● Goal: Report how many lines below contain the word "this". Give only the number.

● Data for the task:
>>>
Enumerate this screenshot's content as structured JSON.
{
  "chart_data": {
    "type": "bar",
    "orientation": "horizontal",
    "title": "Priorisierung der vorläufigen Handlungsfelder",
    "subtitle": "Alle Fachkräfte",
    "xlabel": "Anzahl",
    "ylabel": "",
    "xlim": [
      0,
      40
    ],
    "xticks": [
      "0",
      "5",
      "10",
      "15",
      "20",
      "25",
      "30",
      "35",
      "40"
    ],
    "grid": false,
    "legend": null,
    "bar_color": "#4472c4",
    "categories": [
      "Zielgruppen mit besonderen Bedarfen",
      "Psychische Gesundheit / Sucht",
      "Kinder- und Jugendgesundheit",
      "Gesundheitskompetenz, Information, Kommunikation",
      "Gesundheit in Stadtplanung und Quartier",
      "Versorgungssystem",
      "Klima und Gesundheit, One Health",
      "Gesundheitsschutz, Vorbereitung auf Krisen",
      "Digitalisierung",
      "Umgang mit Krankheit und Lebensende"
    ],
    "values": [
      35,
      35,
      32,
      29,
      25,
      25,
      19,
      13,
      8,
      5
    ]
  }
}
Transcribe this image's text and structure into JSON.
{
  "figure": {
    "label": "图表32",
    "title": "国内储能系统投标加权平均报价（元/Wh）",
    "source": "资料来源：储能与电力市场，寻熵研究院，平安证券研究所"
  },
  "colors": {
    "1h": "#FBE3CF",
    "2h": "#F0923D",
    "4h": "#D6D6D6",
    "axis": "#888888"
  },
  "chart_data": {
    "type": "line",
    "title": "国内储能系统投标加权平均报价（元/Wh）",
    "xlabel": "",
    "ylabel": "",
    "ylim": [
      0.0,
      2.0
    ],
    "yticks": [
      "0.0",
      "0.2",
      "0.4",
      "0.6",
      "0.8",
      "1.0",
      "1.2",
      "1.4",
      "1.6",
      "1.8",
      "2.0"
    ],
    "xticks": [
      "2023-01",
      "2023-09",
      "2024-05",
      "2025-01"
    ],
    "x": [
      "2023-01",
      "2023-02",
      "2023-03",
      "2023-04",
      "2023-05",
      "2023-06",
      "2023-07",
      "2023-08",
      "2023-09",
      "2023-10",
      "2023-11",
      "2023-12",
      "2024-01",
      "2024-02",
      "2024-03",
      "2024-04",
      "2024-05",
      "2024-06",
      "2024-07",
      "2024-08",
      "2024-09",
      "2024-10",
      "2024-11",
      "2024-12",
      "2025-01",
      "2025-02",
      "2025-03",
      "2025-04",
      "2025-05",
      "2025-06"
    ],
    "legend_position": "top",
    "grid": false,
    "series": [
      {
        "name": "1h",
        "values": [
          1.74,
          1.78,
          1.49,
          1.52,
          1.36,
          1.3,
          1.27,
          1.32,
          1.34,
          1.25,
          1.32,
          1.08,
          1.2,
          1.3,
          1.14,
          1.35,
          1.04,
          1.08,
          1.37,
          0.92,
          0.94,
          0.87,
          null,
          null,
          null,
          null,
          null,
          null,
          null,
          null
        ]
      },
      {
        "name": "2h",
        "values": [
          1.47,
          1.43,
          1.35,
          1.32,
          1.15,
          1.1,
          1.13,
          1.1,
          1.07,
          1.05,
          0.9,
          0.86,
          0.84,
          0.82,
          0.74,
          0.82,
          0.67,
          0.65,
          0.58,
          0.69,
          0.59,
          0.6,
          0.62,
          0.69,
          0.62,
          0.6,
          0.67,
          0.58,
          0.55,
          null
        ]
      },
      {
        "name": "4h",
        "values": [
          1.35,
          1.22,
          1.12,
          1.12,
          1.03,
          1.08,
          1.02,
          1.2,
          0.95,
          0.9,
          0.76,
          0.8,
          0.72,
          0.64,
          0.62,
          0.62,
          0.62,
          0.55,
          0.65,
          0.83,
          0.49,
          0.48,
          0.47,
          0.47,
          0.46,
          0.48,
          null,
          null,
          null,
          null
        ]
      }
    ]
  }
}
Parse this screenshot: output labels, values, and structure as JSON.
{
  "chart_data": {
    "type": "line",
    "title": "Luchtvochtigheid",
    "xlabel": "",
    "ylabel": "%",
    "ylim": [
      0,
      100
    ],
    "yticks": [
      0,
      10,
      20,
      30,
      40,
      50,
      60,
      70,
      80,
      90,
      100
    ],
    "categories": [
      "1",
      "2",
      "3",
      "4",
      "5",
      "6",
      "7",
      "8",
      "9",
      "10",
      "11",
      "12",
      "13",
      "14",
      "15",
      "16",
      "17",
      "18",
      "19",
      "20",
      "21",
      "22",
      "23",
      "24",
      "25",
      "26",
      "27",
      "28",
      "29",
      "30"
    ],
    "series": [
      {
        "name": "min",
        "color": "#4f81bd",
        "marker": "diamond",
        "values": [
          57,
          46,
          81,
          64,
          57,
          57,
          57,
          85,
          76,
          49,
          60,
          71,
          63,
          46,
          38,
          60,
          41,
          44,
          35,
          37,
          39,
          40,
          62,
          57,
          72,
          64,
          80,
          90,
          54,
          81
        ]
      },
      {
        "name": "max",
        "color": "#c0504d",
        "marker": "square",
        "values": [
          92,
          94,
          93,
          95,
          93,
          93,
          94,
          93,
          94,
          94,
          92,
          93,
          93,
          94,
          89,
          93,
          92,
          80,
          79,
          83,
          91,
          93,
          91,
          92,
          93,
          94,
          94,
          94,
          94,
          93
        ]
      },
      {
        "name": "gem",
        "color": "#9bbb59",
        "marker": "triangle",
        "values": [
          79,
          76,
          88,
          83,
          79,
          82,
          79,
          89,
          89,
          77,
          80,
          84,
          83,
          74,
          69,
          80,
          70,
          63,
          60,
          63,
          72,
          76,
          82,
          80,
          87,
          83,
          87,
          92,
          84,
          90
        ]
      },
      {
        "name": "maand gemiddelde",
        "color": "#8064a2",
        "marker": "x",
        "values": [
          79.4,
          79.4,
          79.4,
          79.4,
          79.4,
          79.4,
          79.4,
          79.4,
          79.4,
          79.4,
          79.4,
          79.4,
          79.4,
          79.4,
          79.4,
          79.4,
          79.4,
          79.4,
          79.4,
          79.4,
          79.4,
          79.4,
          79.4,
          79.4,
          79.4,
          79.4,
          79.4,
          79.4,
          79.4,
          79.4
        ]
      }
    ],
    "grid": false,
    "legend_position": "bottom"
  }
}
<<<
● Solved exercise: 3